» **What the task requires**: Copy each record exactly as it reads, leaving out any pictures it holds.

» **Records to use**:
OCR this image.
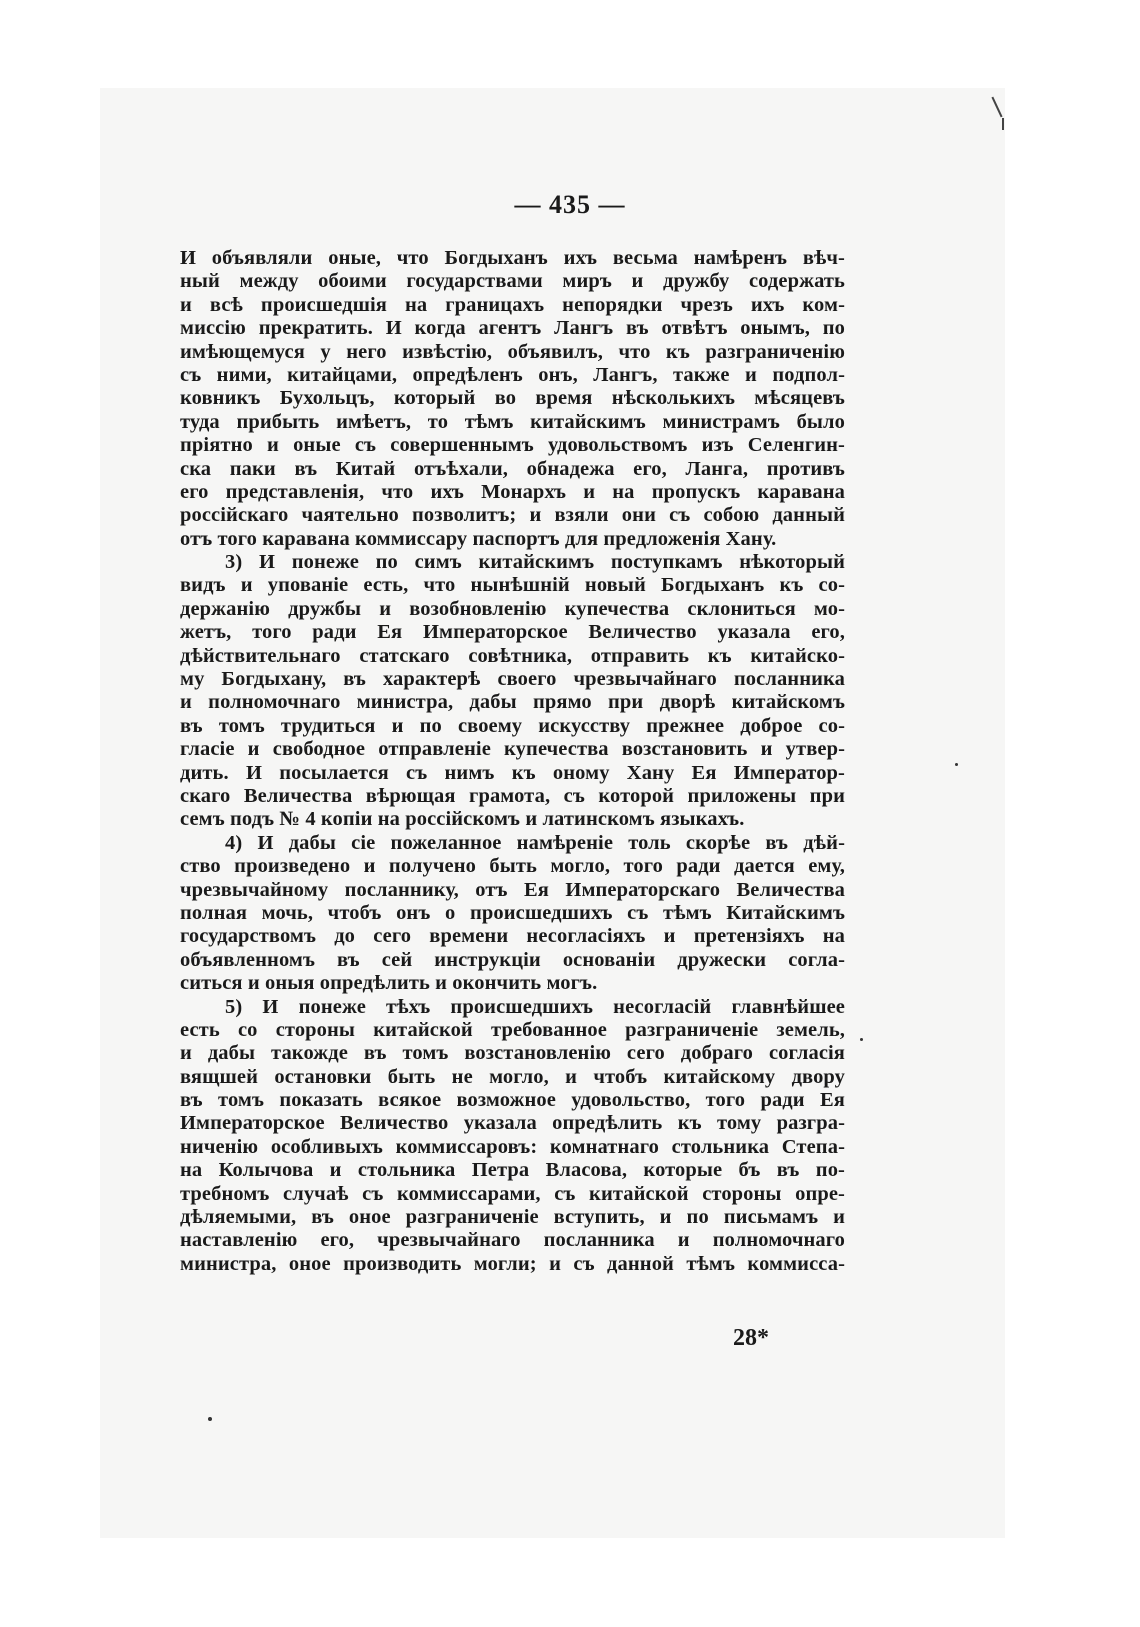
— 435 —
И объявляли оные, что Богдыханъ ихъ весьма намѣренъ вѣч-
ный между обоими государствами миръ и дружбу содержать
и всѣ происшедшія на границахъ непорядки чрезъ ихъ ком-
миссію прекратить. И когда агентъ Лангъ въ отвѣтъ онымъ, по
имѣющемуся у него извѣстію, объявилъ, что къ разграниченію
съ ними, китайцами, опредѣленъ онъ, Лангъ, также и подпол-
ковникъ Бухольцъ, который во время нѣсколькихъ мѣсяцевъ
туда прибыть имѣетъ, то тѣмъ китайскимъ министрамъ было
пріятно и оные съ совершеннымъ удовольствомъ изъ Селенгин-
ска паки въ Китай отъѣхали, обнадежа его, Ланга, противъ
его представленія, что ихъ Монархъ и на пропускъ каравана
россійскаго чаятельно позволитъ; и взяли они съ собою данный
отъ того каравана коммиссару паспортъ для предложенія Хану.
3) И понеже по симъ китайскимъ поступкамъ нѣкоторый
видъ и упованіе есть, что нынѣшній новый Богдыханъ къ со-
держанію дружбы и возобновленію купечества склониться мо-
жетъ, того ради Ея Императорское Величество указала его,
дѣйствительнаго статскаго совѣтника, отправить къ китайско-
му Богдыхану, въ характерѣ своего чрезвычайнаго посланника
и полномочнаго министра, дабы прямо при дворѣ китайскомъ
въ томъ трудиться и по своему искусству прежнее доброе со-
гласіе и свободное отправленіе купечества возстановить и утвер-
дить. И посылается съ нимъ къ оному Хану Ея Император-
скаго Величества вѣрющая грамота, съ которой приложены при
семъ подъ № 4 копіи на россійскомъ и латинскомъ языкахъ.
4) И дабы сіе пожеланное намѣреніе толь скорѣе въ дѣй-
ство произведено и получено быть могло, того ради дается ему,
чрезвычайному посланнику, отъ Ея Императорскаго Величества
полная мочь, чтобъ онъ о происшедшихъ съ тѣмъ Китайскимъ
государствомъ до сего времени несогласіяхъ и претензіяхъ на
объявленномъ въ сей инструкціи основаніи дружески согла-
ситься и оныя опредѣлить и окончить могъ.
5) И понеже тѣхъ происшедшихъ несогласій главнѣйшее
есть со стороны китайской требованное разграниченіе земель,
и дабы такожде въ томъ возстановленію сего добраго согласія
вящшей остановки быть не могло, и чтобъ китайскому двору
въ томъ показать всякое возможное удовольство, того ради Ея
Императорское Величество указала опредѣлить къ тому разгра-
ниченію особливыхъ коммиссаровъ: комнатнаго стольника Степа-
на Колычова и стольника Петра Власова, которые бъ въ по-
требномъ случаѣ съ коммиссарами, съ китайской стороны опре-
дѣляемыми, въ оное разграниченіе вступить, и по письмамъ и
наставленію его, чрезвычайнаго посланника и полномочнаго
министра, оное производить могли; и съ данной тѣмъ коммисса-
28*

» **Exercise result**:
OCR this image.
— 435 —
И объявляли оные, что Богдыханъ ихъ весьма намѣренъ вѣч-
ный между обоими государствами миръ и дружбу содержать
и всѣ происшедшія на границахъ непорядки чрезъ ихъ ком-
миссію прекратить. И когда агентъ Лангъ въ отвѣтъ онымъ, по
имѣющемуся у него извѣстію, объявилъ, что къ разграниченію
съ ними, китайцами, опредѣленъ онъ, Лангъ, также и подпол-
ковникъ Бухольцъ, который во время нѣсколькихъ мѣсяцевъ
туда прибыть имѣетъ, то тѣмъ китайскимъ министрамъ было
пріятно и оные съ совершеннымъ удовольствомъ изъ Селенгин-
ска паки въ Китай отъѣхали, обнадежа его, Ланга, противъ
его представленія, что ихъ Монархъ и на пропускъ каравана
россійскаго чаятельно позволитъ; и взяли они съ собою данный
отъ того каравана коммиссару паспортъ для предложенія Хану.
3) И понеже по симъ китайскимъ поступкамъ нѣкоторый
видъ и упованіе есть, что нынѣшній новый Богдыханъ къ со-
держанію дружбы и возобновленію купечества склониться мо-
жетъ, того ради Ея Императорское Величество указала его,
дѣйствительнаго статскаго совѣтника, отправить къ китайско-
му Богдыхану, въ характерѣ своего чрезвычайнаго посланника
и полномочнаго министра, дабы прямо при дворѣ китайскомъ
въ томъ трудиться и по своему искусству прежнее доброе со-
гласіе и свободное отправленіе купечества возстановить и утвер-
дить. И посылается съ нимъ къ оному Хану Ея Император-
скаго Величества вѣрющая грамота, съ которой приложены при
семъ подъ № 4 копіи на россійскомъ и латинскомъ языкахъ.
4) И дабы сіе пожеланное намѣреніе толь скорѣе въ дѣй-
ство произведено и получено быть могло, того ради дается ему,
чрезвычайному посланнику, отъ Ея Императорскаго Величества
полная мочь, чтобъ онъ о происшедшихъ съ тѣмъ Китайскимъ
государствомъ до сего времени несогласіяхъ и претензіяхъ на
объявленномъ въ сей инструкціи основаніи дружески согла-
ситься и оныя опредѣлить и окончить могъ.
5) И понеже тѣхъ происшедшихъ несогласій главнѣйшее
есть со стороны китайской требованное разграниченіе земель,
и дабы такожде въ томъ возстановленію сего добраго согласія
вящшей остановки быть не могло, и чтобъ китайскому двору
въ томъ показать всякое возможное удовольство, того ради Ея
Императорское Величество указала опредѣлить къ тому разгра-
ниченію особливыхъ коммиссаровъ: комнатнаго стольника Степа-
на Колычова и стольника Петра Власова, которые бъ въ по-
требномъ случаѣ съ коммиссарами, съ китайской стороны опре-
дѣляемыми, въ оное разграниченіе вступить, и по письмамъ и
наставленію его, чрезвычайнаго посланника и полномочнаго
министра, оное производить могли; и съ данной тѣмъ коммисса-
28*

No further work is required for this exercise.